Written task — Reproduce every entry exactly and leave its pictures out.

Data records —
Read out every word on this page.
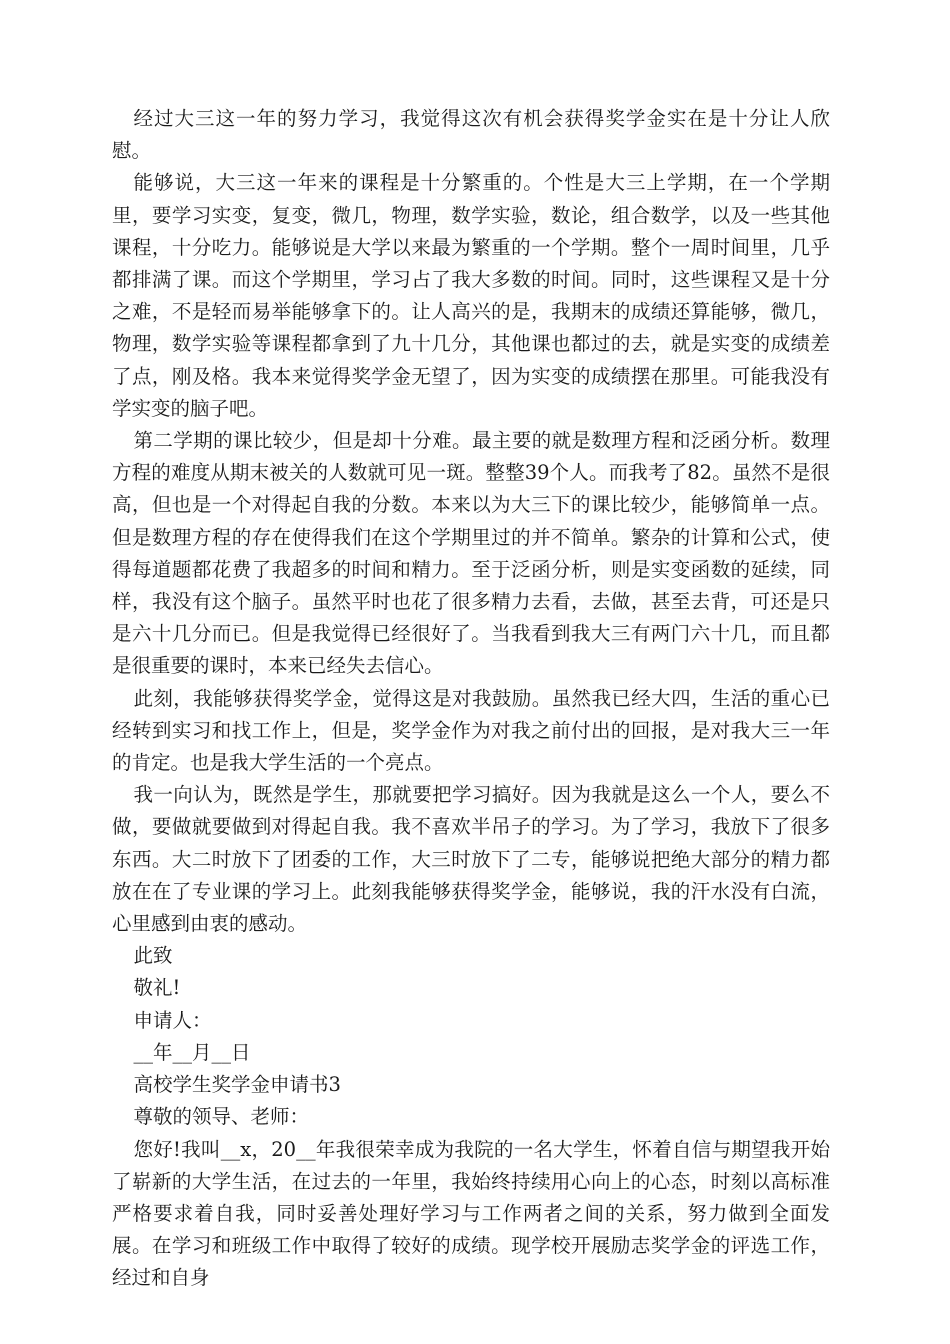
经过大三这一年的努力学习，我觉得这次有机会获得奖学金实在是十分让人欣慰。

能够说，大三这一年来的课程是十分繁重的。个性是大三上学期，在一个学期里，要学习实变，复变，微几，物理，数学实验，数论，组合数学，以及一些其他课程，十分吃力。能够说是大学以来最为繁重的一个学期。整个一周时间里，几乎都排满了课。而这个学期里，学习占了我大多数的时间。同时，这些课程又是十分之难，不是轻而易举能够拿下的。让人高兴的是，我期末的成绩还算能够，微几，物理，数学实验等课程都拿到了九十几分，其他课也都过的去，就是实变的成绩差了点，刚及格。我本来觉得奖学金无望了，因为实变的成绩摆在那里。可能我没有学实变的脑子吧。

第二学期的课比较少，但是却十分难。最主要的就是数理方程和泛函分析。数理方程的难度从期末被关的人数就可见一斑。整整39个人。而我考了82。虽然不是很高，但也是一个对得起自我的分数。本来以为大三下的课比较少，能够简单一点。但是数理方程的存在使得我们在这个学期里过的并不简单。繁杂的计算和公式，使得每道题都花费了我超多的时间和精力。至于泛函分析，则是实变函数的延续，同样，我没有这个脑子。虽然平时也花了很多精力去看，去做，甚至去背，可还是只是六十几分而已。但是我觉得已经很好了。当我看到我大三有两门六十几，而且都是很重要的课时，本来已经失去信心。

此刻，我能够获得奖学金，觉得这是对我鼓励。虽然我已经大四，生活的重心已经转到实习和找工作上，但是，奖学金作为对我之前付出的回报，是对我大三一年的肯定。也是我大学生活的一个亮点。

我一向认为，既然是学生，那就要把学习搞好。因为我就是这么一个人，要么不做，要做就要做到对得起自我。我不喜欢半吊子的学习。为了学习，我放下了很多东西。大二时放下了团委的工作，大三时放下了二专，能够说把绝大部分的精力都放在在了专业课的学习上。此刻我能够获得奖学金，能够说，我的汗水没有白流，心里感到由衷的感动。

此致

敬礼!

申请人：

__年__月__日

高校学生奖学金申请书3

尊敬的领导、老师：

您好!我叫__x，20__年我很荣幸成为我院的一名大学生，怀着自信与期望我开始了崭新的大学生活，在过去的一年里，我始终持续用心向上的心态，时刻以高标准严格要求着自我，同时妥善处理好学习与工作两者之间的关系，努力做到全面发展。在学习和班级工作中取得了较好的成绩。现学校开展励志奖学金的评选工作，经过和自身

In response —
Read out every word on this page.
经过大三这一年的努力学习，我觉得这次有机会获得奖学金实在是十分让人欣慰。

能够说，大三这一年来的课程是十分繁重的。个性是大三上学期，在一个学期里，要学习实变，复变，微几，物理，数学实验，数论，组合数学，以及一些其他课程，十分吃力。能够说是大学以来最为繁重的一个学期。整个一周时间里，几乎都排满了课。而这个学期里，学习占了我大多数的时间。同时，这些课程又是十分之难，不是轻而易举能够拿下的。让人高兴的是，我期末的成绩还算能够，微几，物理，数学实验等课程都拿到了九十几分，其他课也都过的去，就是实变的成绩差了点，刚及格。我本来觉得奖学金无望了，因为实变的成绩摆在那里。可能我没有学实变的脑子吧。

第二学期的课比较少，但是却十分难。最主要的就是数理方程和泛函分析。数理方程的难度从期末被关的人数就可见一斑。整整39个人。而我考了82。虽然不是很高，但也是一个对得起自我的分数。本来以为大三下的课比较少，能够简单一点。但是数理方程的存在使得我们在这个学期里过的并不简单。繁杂的计算和公式，使得每道题都花费了我超多的时间和精力。至于泛函分析，则是实变函数的延续，同样，我没有这个脑子。虽然平时也花了很多精力去看，去做，甚至去背，可还是只是六十几分而已。但是我觉得已经很好了。当我看到我大三有两门六十几，而且都是很重要的课时，本来已经失去信心。

此刻，我能够获得奖学金，觉得这是对我鼓励。虽然我已经大四，生活的重心已经转到实习和找工作上，但是，奖学金作为对我之前付出的回报，是对我大三一年的肯定。也是我大学生活的一个亮点。

我一向认为，既然是学生，那就要把学习搞好。因为我就是这么一个人，要么不做，要做就要做到对得起自我。我不喜欢半吊子的学习。为了学习，我放下了很多东西。大二时放下了团委的工作，大三时放下了二专，能够说把绝大部分的精力都放在在了专业课的学习上。此刻我能够获得奖学金，能够说，我的汗水没有白流，心里感到由衷的感动。

此致

敬礼!

申请人：

__年__月__日

高校学生奖学金申请书3

尊敬的领导、老师：

您好!我叫__x，20__年我很荣幸成为我院的一名大学生，怀着自信与期望我开始了崭新的大学生活，在过去的一年里，我始终持续用心向上的心态，时刻以高标准严格要求着自我，同时妥善处理好学习与工作两者之间的关系，努力做到全面发展。在学习和班级工作中取得了较好的成绩。现学校开展励志奖学金的评选工作，经过和自身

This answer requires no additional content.